> Stated problem: Each line of the material must be repeated precisely, with the pictures left out.

> Raw data:
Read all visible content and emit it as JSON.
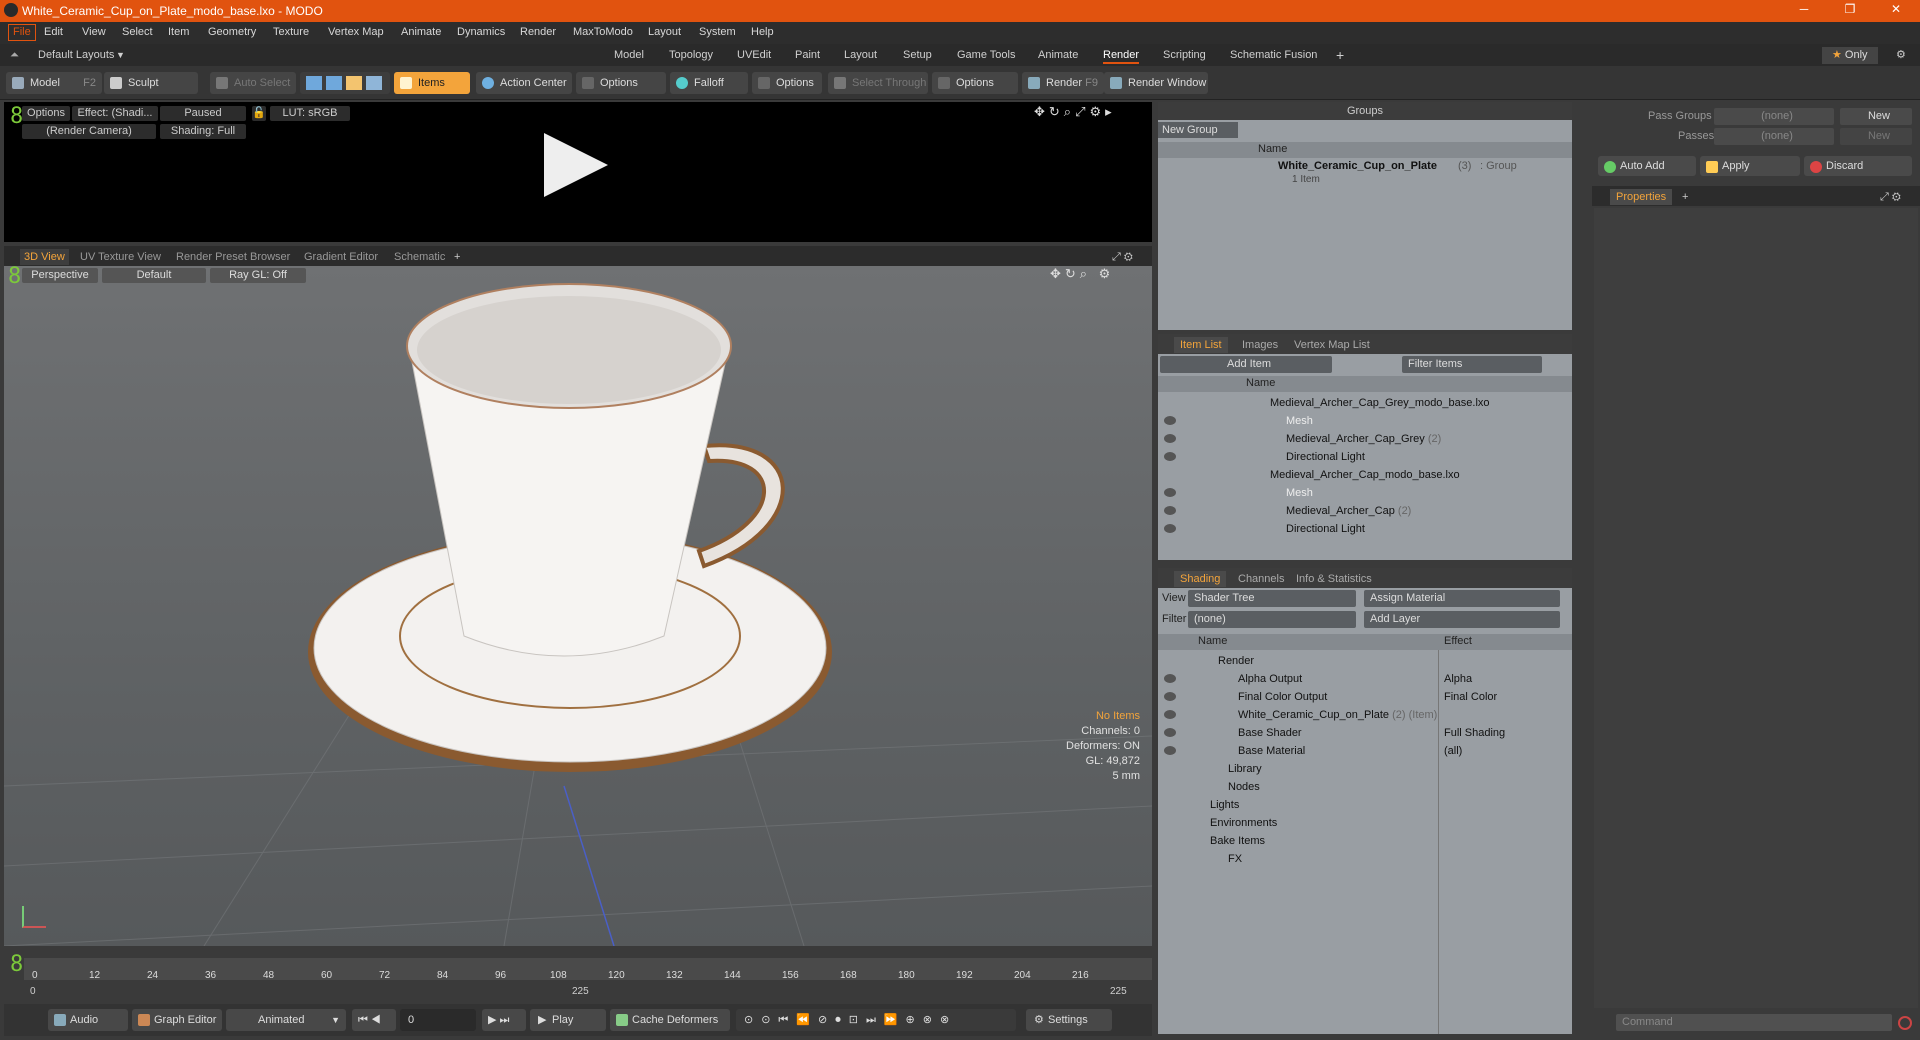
{
  "window": {
    "title": "White_Ceramic_Cup_on_Plate_modo_base.lxo - MODO"
  },
  "menu": [
    "File",
    "Edit",
    "View",
    "Select",
    "Item",
    "Geometry",
    "Texture",
    "Vertex Map",
    "Animate",
    "Dynamics",
    "Render",
    "MaxToModo",
    "Layout",
    "System",
    "Help"
  ],
  "layouts": {
    "label": "Default Layouts",
    "tabs": [
      "Model",
      "Topology",
      "UVEdit",
      "Paint",
      "Layout",
      "Setup",
      "Game Tools",
      "Animate",
      "Render",
      "Scripting",
      "Schematic Fusion"
    ],
    "active": "Render",
    "only": "Only"
  },
  "toolbar": {
    "model": "Model",
    "model_key": "F2",
    "sculpt": "Sculpt",
    "auto_select": "Auto Select",
    "items": "Items",
    "action_center": "Action Center",
    "options1": "Options",
    "falloff": "Falloff",
    "options2": "Options",
    "select_through": "Select Through",
    "options3": "Options",
    "render": "Render",
    "render_key": "F9",
    "render_window": "Render Window"
  },
  "render_view": {
    "options": "Options",
    "effect": "Effect: (Shadi...",
    "paused": "Paused",
    "lut": "LUT: sRGB",
    "camera": "(Render Camera)",
    "shading": "Shading: Full"
  },
  "view_tabs": [
    "3D View",
    "UV Texture View",
    "Render Preset Browser",
    "Gradient Editor",
    "Schematic"
  ],
  "view3d": {
    "projection": "Perspective",
    "style": "Default",
    "raygl": "Ray GL: Off",
    "hud": [
      "No Items",
      "Channels: 0",
      "Deformers: ON",
      "GL: 49,872",
      "5 mm"
    ]
  },
  "timeline": {
    "ticks": [
      "0",
      "12",
      "24",
      "36",
      "48",
      "60",
      "72",
      "84",
      "96",
      "108",
      "120",
      "132",
      "144",
      "156",
      "168",
      "180",
      "192",
      "204",
      "216"
    ],
    "start": "0",
    "mid": "225",
    "end": "225"
  },
  "bottom": {
    "audio": "Audio",
    "graph": "Graph Editor",
    "animated": "Animated",
    "frame": "0",
    "play": "Play",
    "cache": "Cache Deformers",
    "settings": "Settings"
  },
  "groups": {
    "title": "Groups",
    "new_group": "New Group",
    "name_col": "Name",
    "item": "White_Ceramic_Cup_on_Plate",
    "item_count": "(3)",
    "item_type": ": Group",
    "sub": "1 Item"
  },
  "item_list": {
    "tabs": [
      "Item List",
      "Images",
      "Vertex Map List"
    ],
    "add_item": "Add Item",
    "filter": "Filter Items",
    "name_col": "Name",
    "rows": [
      "Medieval_Archer_Cap_Grey_modo_base.lxo",
      "Mesh",
      "Medieval_Archer_Cap_Grey",
      "Directional Light",
      "Medieval_Archer_Cap_modo_base.lxo",
      "Mesh",
      "Medieval_Archer_Cap",
      "Directional Light"
    ],
    "count": "(2)"
  },
  "shading": {
    "tabs": [
      "Shading",
      "Channels",
      "Info & Statistics"
    ],
    "view_label": "View",
    "view_val": "Shader Tree",
    "assign": "Assign Material",
    "filter_label": "Filter",
    "filter_val": "(none)",
    "add_layer": "Add Layer",
    "name_col": "Name",
    "effect_col": "Effect",
    "rows": [
      "Render",
      "Alpha Output",
      "Final Color Output",
      "White_Ceramic_Cup_on_Plate",
      "Base Shader",
      "Base Material",
      "Library",
      "Nodes",
      "Lights",
      "Environments",
      "Bake Items",
      "FX"
    ],
    "effects": [
      "",
      "Alpha",
      "Final Color",
      "",
      "Full Shading",
      "(all)"
    ],
    "cup_suffix": "(2) (Item)"
  },
  "right": {
    "pass_groups": "Pass Groups",
    "passes": "Passes",
    "none": "(none)",
    "new": "New",
    "auto_add": "Auto Add",
    "apply": "Apply",
    "discard": "Discard",
    "properties": "Properties",
    "command": "Command"
  }
}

> Answer to the exercise:
Read all visible content and emit it as JSON.
{
  "window": {
    "title": "White_Ceramic_Cup_on_Plate_modo_base.lxo - MODO"
  },
  "menu": [
    "File",
    "Edit",
    "View",
    "Select",
    "Item",
    "Geometry",
    "Texture",
    "Vertex Map",
    "Animate",
    "Dynamics",
    "Render",
    "MaxToModo",
    "Layout",
    "System",
    "Help"
  ],
  "layouts": {
    "label": "Default Layouts",
    "tabs": [
      "Model",
      "Topology",
      "UVEdit",
      "Paint",
      "Layout",
      "Setup",
      "Game Tools",
      "Animate",
      "Render",
      "Scripting",
      "Schematic Fusion"
    ],
    "active": "Render",
    "only": "Only"
  },
  "toolbar": {
    "model": "Model",
    "model_key": "F2",
    "sculpt": "Sculpt",
    "auto_select": "Auto Select",
    "items": "Items",
    "action_center": "Action Center",
    "options1": "Options",
    "falloff": "Falloff",
    "options2": "Options",
    "select_through": "Select Through",
    "options3": "Options",
    "render": "Render",
    "render_key": "F9",
    "render_window": "Render Window"
  },
  "render_view": {
    "options": "Options",
    "effect": "Effect: (Shadi...",
    "paused": "Paused",
    "lut": "LUT: sRGB",
    "camera": "(Render Camera)",
    "shading": "Shading: Full"
  },
  "view_tabs": [
    "3D View",
    "UV Texture View",
    "Render Preset Browser",
    "Gradient Editor",
    "Schematic"
  ],
  "view3d": {
    "projection": "Perspective",
    "style": "Default",
    "raygl": "Ray GL: Off",
    "hud": [
      "No Items",
      "Channels: 0",
      "Deformers: ON",
      "GL: 49,872",
      "5 mm"
    ]
  },
  "timeline": {
    "ticks": [
      "0",
      "12",
      "24",
      "36",
      "48",
      "60",
      "72",
      "84",
      "96",
      "108",
      "120",
      "132",
      "144",
      "156",
      "168",
      "180",
      "192",
      "204",
      "216"
    ],
    "start": "0",
    "mid": "225",
    "end": "225"
  },
  "bottom": {
    "audio": "Audio",
    "graph": "Graph Editor",
    "animated": "Animated",
    "frame": "0",
    "play": "Play",
    "cache": "Cache Deformers",
    "settings": "Settings"
  },
  "groups": {
    "title": "Groups",
    "new_group": "New Group",
    "name_col": "Name",
    "item": "White_Ceramic_Cup_on_Plate",
    "item_count": "(3)",
    "item_type": ": Group",
    "sub": "1 Item"
  },
  "item_list": {
    "tabs": [
      "Item List",
      "Images",
      "Vertex Map List"
    ],
    "add_item": "Add Item",
    "filter": "Filter Items",
    "name_col": "Name",
    "rows": [
      "Medieval_Archer_Cap_Grey_modo_base.lxo",
      "Mesh",
      "Medieval_Archer_Cap_Grey",
      "Directional Light",
      "Medieval_Archer_Cap_modo_base.lxo",
      "Mesh",
      "Medieval_Archer_Cap",
      "Directional Light"
    ],
    "count": "(2)"
  },
  "shading": {
    "tabs": [
      "Shading",
      "Channels",
      "Info & Statistics"
    ],
    "view_label": "View",
    "view_val": "Shader Tree",
    "assign": "Assign Material",
    "filter_label": "Filter",
    "filter_val": "(none)",
    "add_layer": "Add Layer",
    "name_col": "Name",
    "effect_col": "Effect",
    "rows": [
      "Render",
      "Alpha Output",
      "Final Color Output",
      "White_Ceramic_Cup_on_Plate",
      "Base Shader",
      "Base Material",
      "Library",
      "Nodes",
      "Lights",
      "Environments",
      "Bake Items",
      "FX"
    ],
    "effects": [
      "",
      "Alpha",
      "Final Color",
      "",
      "Full Shading",
      "(all)"
    ],
    "cup_suffix": "(2) (Item)"
  },
  "right": {
    "pass_groups": "Pass Groups",
    "passes": "Passes",
    "none": "(none)",
    "new": "New",
    "auto_add": "Auto Add",
    "apply": "Apply",
    "discard": "Discard",
    "properties": "Properties",
    "command": "Command"
  }
}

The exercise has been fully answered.